Structured figure records:
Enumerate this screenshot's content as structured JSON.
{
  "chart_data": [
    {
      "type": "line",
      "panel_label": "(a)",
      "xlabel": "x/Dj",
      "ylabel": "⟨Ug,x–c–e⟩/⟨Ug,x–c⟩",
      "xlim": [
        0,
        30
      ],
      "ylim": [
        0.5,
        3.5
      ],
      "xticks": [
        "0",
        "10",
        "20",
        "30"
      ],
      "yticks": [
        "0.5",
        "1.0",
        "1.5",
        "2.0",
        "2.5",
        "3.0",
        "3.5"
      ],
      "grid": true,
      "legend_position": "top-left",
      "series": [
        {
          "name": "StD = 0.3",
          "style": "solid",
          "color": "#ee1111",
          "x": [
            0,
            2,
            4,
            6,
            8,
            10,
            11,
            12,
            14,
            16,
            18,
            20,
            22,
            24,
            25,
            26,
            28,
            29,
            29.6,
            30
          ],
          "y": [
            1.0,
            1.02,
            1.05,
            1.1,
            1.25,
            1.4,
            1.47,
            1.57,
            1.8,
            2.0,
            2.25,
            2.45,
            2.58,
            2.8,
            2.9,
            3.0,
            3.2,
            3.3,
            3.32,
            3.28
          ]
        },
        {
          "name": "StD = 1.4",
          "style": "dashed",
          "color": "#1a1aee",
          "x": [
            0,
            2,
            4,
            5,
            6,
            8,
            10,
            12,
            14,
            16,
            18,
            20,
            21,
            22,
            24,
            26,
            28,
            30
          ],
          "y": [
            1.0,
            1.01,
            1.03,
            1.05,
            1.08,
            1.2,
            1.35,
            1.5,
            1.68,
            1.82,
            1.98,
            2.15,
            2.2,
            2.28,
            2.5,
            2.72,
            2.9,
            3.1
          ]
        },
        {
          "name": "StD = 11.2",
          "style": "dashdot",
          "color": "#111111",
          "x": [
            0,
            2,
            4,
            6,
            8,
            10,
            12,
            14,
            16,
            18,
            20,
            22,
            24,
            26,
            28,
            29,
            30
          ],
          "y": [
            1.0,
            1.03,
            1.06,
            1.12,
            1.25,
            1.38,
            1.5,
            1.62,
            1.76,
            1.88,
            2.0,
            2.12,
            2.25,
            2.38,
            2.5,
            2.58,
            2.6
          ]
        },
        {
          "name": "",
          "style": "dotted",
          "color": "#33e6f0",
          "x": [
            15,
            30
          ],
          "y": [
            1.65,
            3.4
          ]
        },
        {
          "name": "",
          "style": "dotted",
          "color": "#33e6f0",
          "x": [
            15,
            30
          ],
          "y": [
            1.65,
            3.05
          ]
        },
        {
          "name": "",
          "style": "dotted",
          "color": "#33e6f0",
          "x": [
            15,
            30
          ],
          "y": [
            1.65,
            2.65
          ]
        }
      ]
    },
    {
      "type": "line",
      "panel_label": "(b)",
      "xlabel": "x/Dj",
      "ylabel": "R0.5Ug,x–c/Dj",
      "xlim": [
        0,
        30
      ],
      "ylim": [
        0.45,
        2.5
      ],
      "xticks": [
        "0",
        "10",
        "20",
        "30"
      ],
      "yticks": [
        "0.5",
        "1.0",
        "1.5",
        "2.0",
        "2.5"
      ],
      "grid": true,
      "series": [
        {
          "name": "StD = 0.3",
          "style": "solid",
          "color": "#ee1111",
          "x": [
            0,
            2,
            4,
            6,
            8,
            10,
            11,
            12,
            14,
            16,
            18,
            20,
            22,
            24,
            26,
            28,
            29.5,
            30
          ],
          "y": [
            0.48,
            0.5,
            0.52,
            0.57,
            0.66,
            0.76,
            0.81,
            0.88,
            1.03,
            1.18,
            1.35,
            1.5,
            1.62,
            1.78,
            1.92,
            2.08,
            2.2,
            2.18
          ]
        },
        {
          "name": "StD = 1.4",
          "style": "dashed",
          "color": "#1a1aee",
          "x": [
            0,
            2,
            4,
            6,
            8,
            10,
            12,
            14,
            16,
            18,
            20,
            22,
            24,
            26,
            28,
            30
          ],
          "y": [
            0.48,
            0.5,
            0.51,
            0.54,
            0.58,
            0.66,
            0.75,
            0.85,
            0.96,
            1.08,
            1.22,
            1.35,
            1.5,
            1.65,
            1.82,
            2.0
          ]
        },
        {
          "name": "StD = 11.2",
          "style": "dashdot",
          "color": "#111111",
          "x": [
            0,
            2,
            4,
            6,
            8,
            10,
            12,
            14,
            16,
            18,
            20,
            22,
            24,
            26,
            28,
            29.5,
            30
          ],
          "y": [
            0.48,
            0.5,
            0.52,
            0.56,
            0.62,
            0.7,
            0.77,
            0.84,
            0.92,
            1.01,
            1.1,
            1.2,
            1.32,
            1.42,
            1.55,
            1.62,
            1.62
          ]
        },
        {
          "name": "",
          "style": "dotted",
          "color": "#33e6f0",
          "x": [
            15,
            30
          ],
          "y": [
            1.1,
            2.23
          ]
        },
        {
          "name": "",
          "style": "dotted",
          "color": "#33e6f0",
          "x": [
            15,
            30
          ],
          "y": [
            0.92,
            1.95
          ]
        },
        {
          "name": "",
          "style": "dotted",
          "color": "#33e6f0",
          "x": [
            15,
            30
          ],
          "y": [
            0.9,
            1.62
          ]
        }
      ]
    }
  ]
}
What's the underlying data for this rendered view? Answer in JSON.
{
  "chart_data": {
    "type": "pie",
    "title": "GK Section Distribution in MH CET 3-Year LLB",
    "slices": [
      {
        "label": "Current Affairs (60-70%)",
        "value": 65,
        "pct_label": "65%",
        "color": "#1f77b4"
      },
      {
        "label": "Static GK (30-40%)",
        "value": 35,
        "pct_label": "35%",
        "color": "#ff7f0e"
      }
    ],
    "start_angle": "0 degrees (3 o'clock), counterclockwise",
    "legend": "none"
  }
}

__EXERCISE AIM__
Using the entries above, please restate each one word for word.

__IN RESPONSE__
Enumerate this screenshot's content as structured JSON.
{
  "chart_data": [
    {
      "type": "line",
      "panel_label": "(a)",
      "xlabel": "x/Dj",
      "ylabel": "⟨Ug,x–c–e⟩/⟨Ug,x–c⟩",
      "xlim": [
        0,
        30
      ],
      "ylim": [
        0.5,
        3.5
      ],
      "xticks": [
        "0",
        "10",
        "20",
        "30"
      ],
      "yticks": [
        "0.5",
        "1.0",
        "1.5",
        "2.0",
        "2.5",
        "3.0",
        "3.5"
      ],
      "grid": true,
      "legend_position": "top-left",
      "series": [
        {
          "name": "StD = 0.3",
          "style": "solid",
          "color": "#ee1111",
          "x": [
            0,
            2,
            4,
            6,
            8,
            10,
            11,
            12,
            14,
            16,
            18,
            20,
            22,
            24,
            25,
            26,
            28,
            29,
            29.6,
            30
          ],
          "y": [
            1.0,
            1.02,
            1.05,
            1.1,
            1.25,
            1.4,
            1.47,
            1.57,
            1.8,
            2.0,
            2.25,
            2.45,
            2.58,
            2.8,
            2.9,
            3.0,
            3.2,
            3.3,
            3.32,
            3.28
          ]
        },
        {
          "name": "StD = 1.4",
          "style": "dashed",
          "color": "#1a1aee",
          "x": [
            0,
            2,
            4,
            5,
            6,
            8,
            10,
            12,
            14,
            16,
            18,
            20,
            21,
            22,
            24,
            26,
            28,
            30
          ],
          "y": [
            1.0,
            1.01,
            1.03,
            1.05,
            1.08,
            1.2,
            1.35,
            1.5,
            1.68,
            1.82,
            1.98,
            2.15,
            2.2,
            2.28,
            2.5,
            2.72,
            2.9,
            3.1
          ]
        },
        {
          "name": "StD = 11.2",
          "style": "dashdot",
          "color": "#111111",
          "x": [
            0,
            2,
            4,
            6,
            8,
            10,
            12,
            14,
            16,
            18,
            20,
            22,
            24,
            26,
            28,
            29,
            30
          ],
          "y": [
            1.0,
            1.03,
            1.06,
            1.12,
            1.25,
            1.38,
            1.5,
            1.62,
            1.76,
            1.88,
            2.0,
            2.12,
            2.25,
            2.38,
            2.5,
            2.58,
            2.6
          ]
        },
        {
          "name": "",
          "style": "dotted",
          "color": "#33e6f0",
          "x": [
            15,
            30
          ],
          "y": [
            1.65,
            3.4
          ]
        },
        {
          "name": "",
          "style": "dotted",
          "color": "#33e6f0",
          "x": [
            15,
            30
          ],
          "y": [
            1.65,
            3.05
          ]
        },
        {
          "name": "",
          "style": "dotted",
          "color": "#33e6f0",
          "x": [
            15,
            30
          ],
          "y": [
            1.65,
            2.65
          ]
        }
      ]
    },
    {
      "type": "line",
      "panel_label": "(b)",
      "xlabel": "x/Dj",
      "ylabel": "R0.5Ug,x–c/Dj",
      "xlim": [
        0,
        30
      ],
      "ylim": [
        0.45,
        2.5
      ],
      "xticks": [
        "0",
        "10",
        "20",
        "30"
      ],
      "yticks": [
        "0.5",
        "1.0",
        "1.5",
        "2.0",
        "2.5"
      ],
      "grid": true,
      "series": [
        {
          "name": "StD = 0.3",
          "style": "solid",
          "color": "#ee1111",
          "x": [
            0,
            2,
            4,
            6,
            8,
            10,
            11,
            12,
            14,
            16,
            18,
            20,
            22,
            24,
            26,
            28,
            29.5,
            30
          ],
          "y": [
            0.48,
            0.5,
            0.52,
            0.57,
            0.66,
            0.76,
            0.81,
            0.88,
            1.03,
            1.18,
            1.35,
            1.5,
            1.62,
            1.78,
            1.92,
            2.08,
            2.2,
            2.18
          ]
        },
        {
          "name": "StD = 1.4",
          "style": "dashed",
          "color": "#1a1aee",
          "x": [
            0,
            2,
            4,
            6,
            8,
            10,
            12,
            14,
            16,
            18,
            20,
            22,
            24,
            26,
            28,
            30
          ],
          "y": [
            0.48,
            0.5,
            0.51,
            0.54,
            0.58,
            0.66,
            0.75,
            0.85,
            0.96,
            1.08,
            1.22,
            1.35,
            1.5,
            1.65,
            1.82,
            2.0
          ]
        },
        {
          "name": "StD = 11.2",
          "style": "dashdot",
          "color": "#111111",
          "x": [
            0,
            2,
            4,
            6,
            8,
            10,
            12,
            14,
            16,
            18,
            20,
            22,
            24,
            26,
            28,
            29.5,
            30
          ],
          "y": [
            0.48,
            0.5,
            0.52,
            0.56,
            0.62,
            0.7,
            0.77,
            0.84,
            0.92,
            1.01,
            1.1,
            1.2,
            1.32,
            1.42,
            1.55,
            1.62,
            1.62
          ]
        },
        {
          "name": "",
          "style": "dotted",
          "color": "#33e6f0",
          "x": [
            15,
            30
          ],
          "y": [
            1.1,
            2.23
          ]
        },
        {
          "name": "",
          "style": "dotted",
          "color": "#33e6f0",
          "x": [
            15,
            30
          ],
          "y": [
            0.92,
            1.95
          ]
        },
        {
          "name": "",
          "style": "dotted",
          "color": "#33e6f0",
          "x": [
            15,
            30
          ],
          "y": [
            0.9,
            1.62
          ]
        }
      ]
    }
  ]
}
What's the underlying data for this rendered view? Answer in JSON.
{
  "chart_data": {
    "type": "pie",
    "title": "GK Section Distribution in MH CET 3-Year LLB",
    "slices": [
      {
        "label": "Current Affairs (60-70%)",
        "value": 65,
        "pct_label": "65%",
        "color": "#1f77b4"
      },
      {
        "label": "Static GK (30-40%)",
        "value": 35,
        "pct_label": "35%",
        "color": "#ff7f0e"
      }
    ],
    "start_angle": "0 degrees (3 o'clock), counterclockwise",
    "legend": "none"
  }
}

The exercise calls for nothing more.